● What you will do: Reproduce all the lines below exactly and omit the images.

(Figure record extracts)
══════════

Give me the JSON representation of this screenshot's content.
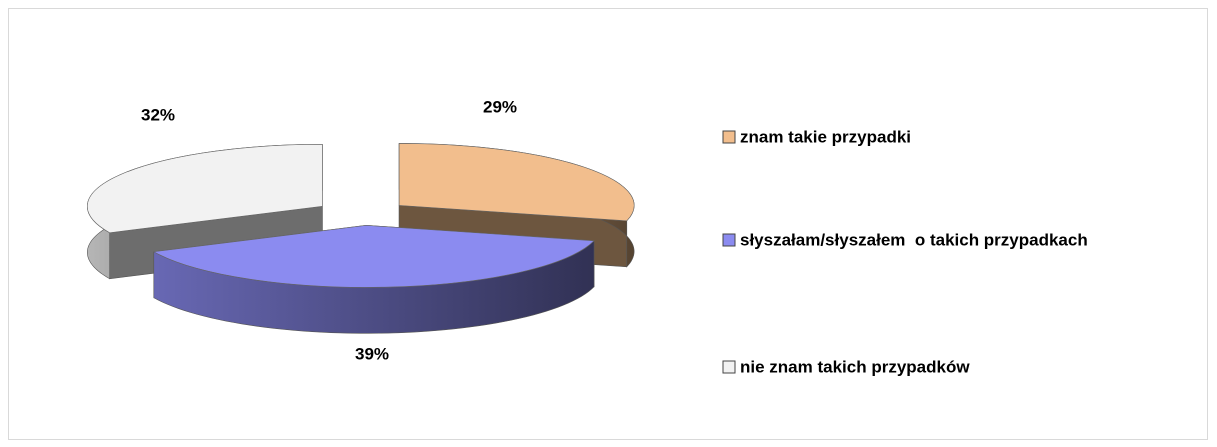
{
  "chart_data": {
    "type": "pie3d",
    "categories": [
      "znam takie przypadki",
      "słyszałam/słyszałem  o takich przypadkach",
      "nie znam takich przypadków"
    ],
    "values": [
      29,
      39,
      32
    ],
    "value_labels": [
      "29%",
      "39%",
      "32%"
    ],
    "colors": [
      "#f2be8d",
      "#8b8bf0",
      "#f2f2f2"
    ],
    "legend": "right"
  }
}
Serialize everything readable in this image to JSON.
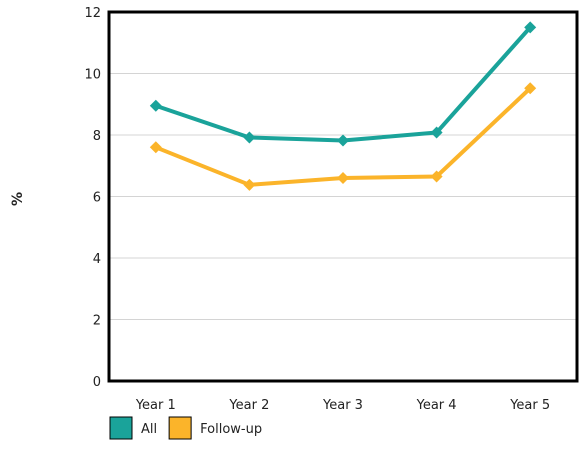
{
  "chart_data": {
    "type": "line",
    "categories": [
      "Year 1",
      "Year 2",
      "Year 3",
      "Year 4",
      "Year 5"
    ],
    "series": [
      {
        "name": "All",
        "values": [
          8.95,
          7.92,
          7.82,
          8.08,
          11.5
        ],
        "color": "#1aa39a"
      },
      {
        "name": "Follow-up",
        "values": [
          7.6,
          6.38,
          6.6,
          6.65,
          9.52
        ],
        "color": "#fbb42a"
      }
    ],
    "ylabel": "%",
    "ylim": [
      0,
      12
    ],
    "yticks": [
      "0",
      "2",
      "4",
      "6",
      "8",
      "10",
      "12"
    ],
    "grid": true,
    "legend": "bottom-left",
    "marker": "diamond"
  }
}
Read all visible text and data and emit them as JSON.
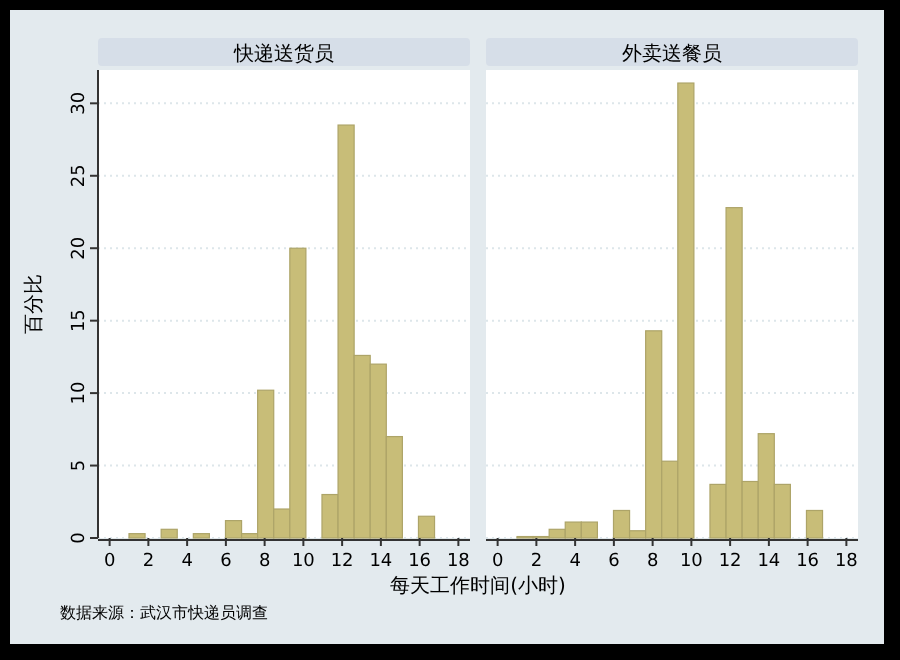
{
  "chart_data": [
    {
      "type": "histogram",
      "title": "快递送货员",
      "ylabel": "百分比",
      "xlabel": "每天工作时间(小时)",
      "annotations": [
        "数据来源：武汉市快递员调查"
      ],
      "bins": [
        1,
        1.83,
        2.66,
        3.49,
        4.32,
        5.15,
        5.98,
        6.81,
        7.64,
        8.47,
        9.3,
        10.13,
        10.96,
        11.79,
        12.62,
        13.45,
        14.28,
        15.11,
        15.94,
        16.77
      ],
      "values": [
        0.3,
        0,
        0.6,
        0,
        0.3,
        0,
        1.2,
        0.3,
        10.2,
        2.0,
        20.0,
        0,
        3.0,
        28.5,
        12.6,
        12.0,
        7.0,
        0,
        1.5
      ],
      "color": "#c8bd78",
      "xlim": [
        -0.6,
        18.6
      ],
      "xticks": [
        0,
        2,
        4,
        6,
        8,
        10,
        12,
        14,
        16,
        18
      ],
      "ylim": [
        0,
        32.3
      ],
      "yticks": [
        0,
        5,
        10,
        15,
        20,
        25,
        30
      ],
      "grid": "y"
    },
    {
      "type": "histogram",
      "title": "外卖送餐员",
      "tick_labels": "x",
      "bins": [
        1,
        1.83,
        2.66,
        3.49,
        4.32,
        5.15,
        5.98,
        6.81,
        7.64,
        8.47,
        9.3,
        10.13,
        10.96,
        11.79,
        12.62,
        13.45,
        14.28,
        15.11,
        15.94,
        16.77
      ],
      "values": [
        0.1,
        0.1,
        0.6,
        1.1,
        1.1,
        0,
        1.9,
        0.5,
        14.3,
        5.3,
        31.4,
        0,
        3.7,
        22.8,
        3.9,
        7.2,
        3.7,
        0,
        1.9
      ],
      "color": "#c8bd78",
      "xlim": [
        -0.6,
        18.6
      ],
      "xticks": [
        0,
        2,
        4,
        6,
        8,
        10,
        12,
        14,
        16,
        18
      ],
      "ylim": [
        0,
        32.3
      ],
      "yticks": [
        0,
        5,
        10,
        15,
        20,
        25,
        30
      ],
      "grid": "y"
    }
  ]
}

══════════

● Written response:
Give me the JSON representation of this screenshot's content.
{
  "chart_data": {
    "type": "pie3d",
    "categories": [
      "znam takie przypadki",
      "słyszałam/słyszałem  o takich przypadkach",
      "nie znam takich przypadków"
    ],
    "values": [
      29,
      39,
      32
    ],
    "value_labels": [
      "29%",
      "39%",
      "32%"
    ],
    "colors": [
      "#f2be8d",
      "#8b8bf0",
      "#f2f2f2"
    ],
    "legend": "right"
  }
}
Serialize everything readable in this image to JSON.
{
  "chart_data": {
    "type": "line",
    "categories": [
      "Year 1",
      "Year 2",
      "Year 3",
      "Year 4",
      "Year 5"
    ],
    "series": [
      {
        "name": "All",
        "values": [
          8.95,
          7.92,
          7.82,
          8.08,
          11.5
        ],
        "color": "#1aa39a"
      },
      {
        "name": "Follow-up",
        "values": [
          7.6,
          6.38,
          6.6,
          6.65,
          9.52
        ],
        "color": "#fbb42a"
      }
    ],
    "ylabel": "%",
    "ylim": [
      0,
      12
    ],
    "yticks": [
      "0",
      "2",
      "4",
      "6",
      "8",
      "10",
      "12"
    ],
    "grid": true,
    "legend": "bottom-left",
    "marker": "diamond"
  }
}
Read all visible text and data and emit them as JSON.
{
  "chart_data": [
    {
      "type": "histogram",
      "title": "快递送货员",
      "ylabel": "百分比",
      "xlabel": "每天工作时间(小时)",
      "annotations": [
        "数据来源：武汉市快递员调查"
      ],
      "bins": [
        1,
        1.83,
        2.66,
        3.49,
        4.32,
        5.15,
        5.98,
        6.81,
        7.64,
        8.47,
        9.3,
        10.13,
        10.96,
        11.79,
        12.62,
        13.45,
        14.28,
        15.11,
        15.94,
        16.77
      ],
      "values": [
        0.3,
        0,
        0.6,
        0,
        0.3,
        0,
        1.2,
        0.3,
        10.2,
        2.0,
        20.0,
        0,
        3.0,
        28.5,
        12.6,
        12.0,
        7.0,
        0,
        1.5
      ],
      "color": "#c8bd78",
      "xlim": [
        -0.6,
        18.6
      ],
      "xticks": [
        0,
        2,
        4,
        6,
        8,
        10,
        12,
        14,
        16,
        18
      ],
      "ylim": [
        0,
        32.3
      ],
      "yticks": [
        0,
        5,
        10,
        15,
        20,
        25,
        30
      ],
      "grid": "y"
    },
    {
      "type": "histogram",
      "title": "外卖送餐员",
      "tick_labels": "x",
      "bins": [
        1,
        1.83,
        2.66,
        3.49,
        4.32,
        5.15,
        5.98,
        6.81,
        7.64,
        8.47,
        9.3,
        10.13,
        10.96,
        11.79,
        12.62,
        13.45,
        14.28,
        15.11,
        15.94,
        16.77
      ],
      "values": [
        0.1,
        0.1,
        0.6,
        1.1,
        1.1,
        0,
        1.9,
        0.5,
        14.3,
        5.3,
        31.4,
        0,
        3.7,
        22.8,
        3.9,
        7.2,
        3.7,
        0,
        1.9
      ],
      "color": "#c8bd78",
      "xlim": [
        -0.6,
        18.6
      ],
      "xticks": [
        0,
        2,
        4,
        6,
        8,
        10,
        12,
        14,
        16,
        18
      ],
      "ylim": [
        0,
        32.3
      ],
      "yticks": [
        0,
        5,
        10,
        15,
        20,
        25,
        30
      ],
      "grid": "y"
    }
  ]
}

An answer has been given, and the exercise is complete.